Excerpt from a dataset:
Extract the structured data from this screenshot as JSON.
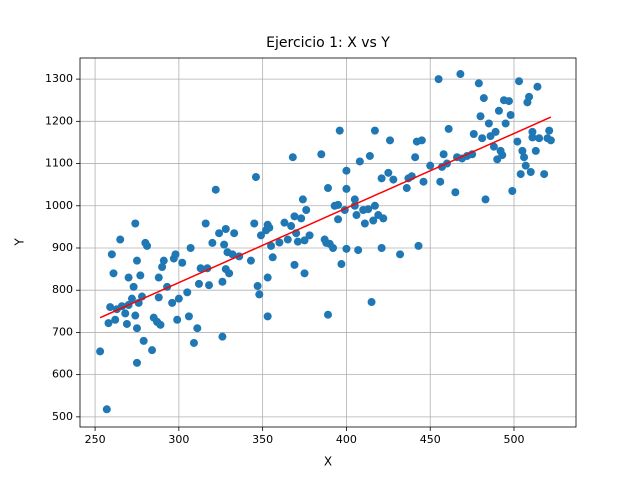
{
  "chart_data": {
    "type": "scatter",
    "title": "Ejercicio 1: X vs Y",
    "xlabel": "X",
    "ylabel": "Y",
    "xlim": [
      241,
      537
    ],
    "ylim": [
      476,
      1350
    ],
    "xticks": [
      250,
      300,
      350,
      400,
      450,
      500
    ],
    "yticks": [
      500,
      600,
      700,
      800,
      900,
      1000,
      1100,
      1200,
      1300
    ],
    "grid": true,
    "series": [
      {
        "color": "#1f77b4",
        "x": [
          253,
          257,
          258,
          259,
          260,
          261,
          262,
          263,
          265,
          266,
          268,
          269,
          270,
          270,
          272,
          273,
          274,
          274,
          275,
          275,
          275,
          276,
          277,
          278,
          279,
          280,
          281,
          284,
          285,
          287,
          288,
          288,
          289,
          290,
          291,
          293,
          296,
          297,
          298,
          299,
          300,
          302,
          305,
          306,
          307,
          309,
          311,
          312,
          313,
          316,
          317,
          318,
          320,
          322,
          324,
          326,
          326,
          327,
          328,
          328,
          329,
          330,
          332,
          333,
          336,
          343,
          345,
          346,
          347,
          348,
          349,
          352,
          353,
          353,
          353,
          354,
          355,
          356,
          360,
          363,
          365,
          367,
          368,
          369,
          369,
          370,
          371,
          373,
          374,
          375,
          375,
          376,
          378,
          385,
          387,
          388,
          389,
          389,
          390,
          392,
          393,
          395,
          395,
          396,
          397,
          399,
          400,
          400,
          400,
          405,
          405,
          406,
          407,
          408,
          410,
          411,
          413,
          414,
          415,
          416,
          417,
          417,
          419,
          421,
          421,
          422,
          425,
          426,
          428,
          432,
          436,
          437,
          439,
          441,
          442,
          443,
          445,
          446,
          450,
          455,
          456,
          457,
          458,
          460,
          461,
          465,
          466,
          468,
          469,
          472,
          475,
          476,
          479,
          480,
          481,
          482,
          483,
          485,
          486,
          488,
          489,
          490,
          491,
          492,
          493,
          494,
          495,
          497,
          498,
          499,
          502,
          503,
          504,
          505,
          506,
          507,
          508,
          509,
          510,
          511,
          511,
          513,
          514,
          515,
          518,
          520,
          521,
          522
        ],
        "y": [
          655,
          518,
          722,
          760,
          885,
          840,
          730,
          755,
          920,
          762,
          745,
          720,
          765,
          830,
          780,
          808,
          740,
          958,
          710,
          628,
          870,
          770,
          835,
          785,
          680,
          912,
          905,
          658,
          735,
          725,
          783,
          830,
          718,
          855,
          870,
          808,
          770,
          875,
          885,
          730,
          780,
          865,
          795,
          738,
          900,
          675,
          710,
          815,
          852,
          958,
          852,
          812,
          912,
          1038,
          935,
          690,
          820,
          908,
          945,
          850,
          890,
          840,
          885,
          935,
          880,
          870,
          958,
          1068,
          810,
          790,
          930,
          942,
          955,
          830,
          738,
          948,
          905,
          878,
          913,
          960,
          920,
          952,
          1115,
          975,
          860,
          935,
          915,
          970,
          1015,
          918,
          840,
          990,
          930,
          1122,
          920,
          912,
          1042,
          742,
          910,
          900,
          1000,
          1002,
          968,
          1178,
          862,
          990,
          1040,
          1083,
          898,
          1015,
          1000,
          978,
          895,
          1105,
          990,
          958,
          992,
          1118,
          772,
          965,
          1000,
          1178,
          978,
          1065,
          900,
          970,
          1078,
          1155,
          1062,
          885,
          1042,
          1065,
          1070,
          1115,
          1152,
          905,
          1155,
          1057,
          1095,
          1300,
          1057,
          1092,
          1122,
          1100,
          1182,
          1032,
          1115,
          1312,
          1112,
          1118,
          1122,
          1170,
          1290,
          1212,
          1160,
          1255,
          1015,
          1195,
          1165,
          1140,
          1175,
          1110,
          1225,
          1130,
          1120,
          1250,
          1195,
          1248,
          1215,
          1035,
          1152,
          1295,
          1075,
          1130,
          1115,
          1095,
          1245,
          1258,
          1080,
          1162,
          1175,
          1130,
          1282,
          1160,
          1075,
          1160,
          1178,
          1155
        ]
      }
    ],
    "fit": {
      "color": "#ff0000",
      "x": [
        253,
        522
      ],
      "y": [
        735,
        1210
      ]
    }
  }
}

EXERCISE DETAILS:
All the lines above are to be given again exactly as they read, with the pictures removed.

SOLUTION FOR THIS EXERCISE:
Extract the structured data from this screenshot as JSON.
{
  "chart_data": {
    "type": "scatter",
    "title": "Ejercicio 1: X vs Y",
    "xlabel": "X",
    "ylabel": "Y",
    "xlim": [
      241,
      537
    ],
    "ylim": [
      476,
      1350
    ],
    "xticks": [
      250,
      300,
      350,
      400,
      450,
      500
    ],
    "yticks": [
      500,
      600,
      700,
      800,
      900,
      1000,
      1100,
      1200,
      1300
    ],
    "grid": true,
    "series": [
      {
        "color": "#1f77b4",
        "x": [
          253,
          257,
          258,
          259,
          260,
          261,
          262,
          263,
          265,
          266,
          268,
          269,
          270,
          270,
          272,
          273,
          274,
          274,
          275,
          275,
          275,
          276,
          277,
          278,
          279,
          280,
          281,
          284,
          285,
          287,
          288,
          288,
          289,
          290,
          291,
          293,
          296,
          297,
          298,
          299,
          300,
          302,
          305,
          306,
          307,
          309,
          311,
          312,
          313,
          316,
          317,
          318,
          320,
          322,
          324,
          326,
          326,
          327,
          328,
          328,
          329,
          330,
          332,
          333,
          336,
          343,
          345,
          346,
          347,
          348,
          349,
          352,
          353,
          353,
          353,
          354,
          355,
          356,
          360,
          363,
          365,
          367,
          368,
          369,
          369,
          370,
          371,
          373,
          374,
          375,
          375,
          376,
          378,
          385,
          387,
          388,
          389,
          389,
          390,
          392,
          393,
          395,
          395,
          396,
          397,
          399,
          400,
          400,
          400,
          405,
          405,
          406,
          407,
          408,
          410,
          411,
          413,
          414,
          415,
          416,
          417,
          417,
          419,
          421,
          421,
          422,
          425,
          426,
          428,
          432,
          436,
          437,
          439,
          441,
          442,
          443,
          445,
          446,
          450,
          455,
          456,
          457,
          458,
          460,
          461,
          465,
          466,
          468,
          469,
          472,
          475,
          476,
          479,
          480,
          481,
          482,
          483,
          485,
          486,
          488,
          489,
          490,
          491,
          492,
          493,
          494,
          495,
          497,
          498,
          499,
          502,
          503,
          504,
          505,
          506,
          507,
          508,
          509,
          510,
          511,
          511,
          513,
          514,
          515,
          518,
          520,
          521,
          522
        ],
        "y": [
          655,
          518,
          722,
          760,
          885,
          840,
          730,
          755,
          920,
          762,
          745,
          720,
          765,
          830,
          780,
          808,
          740,
          958,
          710,
          628,
          870,
          770,
          835,
          785,
          680,
          912,
          905,
          658,
          735,
          725,
          783,
          830,
          718,
          855,
          870,
          808,
          770,
          875,
          885,
          730,
          780,
          865,
          795,
          738,
          900,
          675,
          710,
          815,
          852,
          958,
          852,
          812,
          912,
          1038,
          935,
          690,
          820,
          908,
          945,
          850,
          890,
          840,
          885,
          935,
          880,
          870,
          958,
          1068,
          810,
          790,
          930,
          942,
          955,
          830,
          738,
          948,
          905,
          878,
          913,
          960,
          920,
          952,
          1115,
          975,
          860,
          935,
          915,
          970,
          1015,
          918,
          840,
          990,
          930,
          1122,
          920,
          912,
          1042,
          742,
          910,
          900,
          1000,
          1002,
          968,
          1178,
          862,
          990,
          1040,
          1083,
          898,
          1015,
          1000,
          978,
          895,
          1105,
          990,
          958,
          992,
          1118,
          772,
          965,
          1000,
          1178,
          978,
          1065,
          900,
          970,
          1078,
          1155,
          1062,
          885,
          1042,
          1065,
          1070,
          1115,
          1152,
          905,
          1155,
          1057,
          1095,
          1300,
          1057,
          1092,
          1122,
          1100,
          1182,
          1032,
          1115,
          1312,
          1112,
          1118,
          1122,
          1170,
          1290,
          1212,
          1160,
          1255,
          1015,
          1195,
          1165,
          1140,
          1175,
          1110,
          1225,
          1130,
          1120,
          1250,
          1195,
          1248,
          1215,
          1035,
          1152,
          1295,
          1075,
          1130,
          1115,
          1095,
          1245,
          1258,
          1080,
          1162,
          1175,
          1130,
          1282,
          1160,
          1075,
          1160,
          1178,
          1155
        ]
      }
    ],
    "fit": {
      "color": "#ff0000",
      "x": [
        253,
        522
      ],
      "y": [
        735,
        1210
      ]
    }
  }
}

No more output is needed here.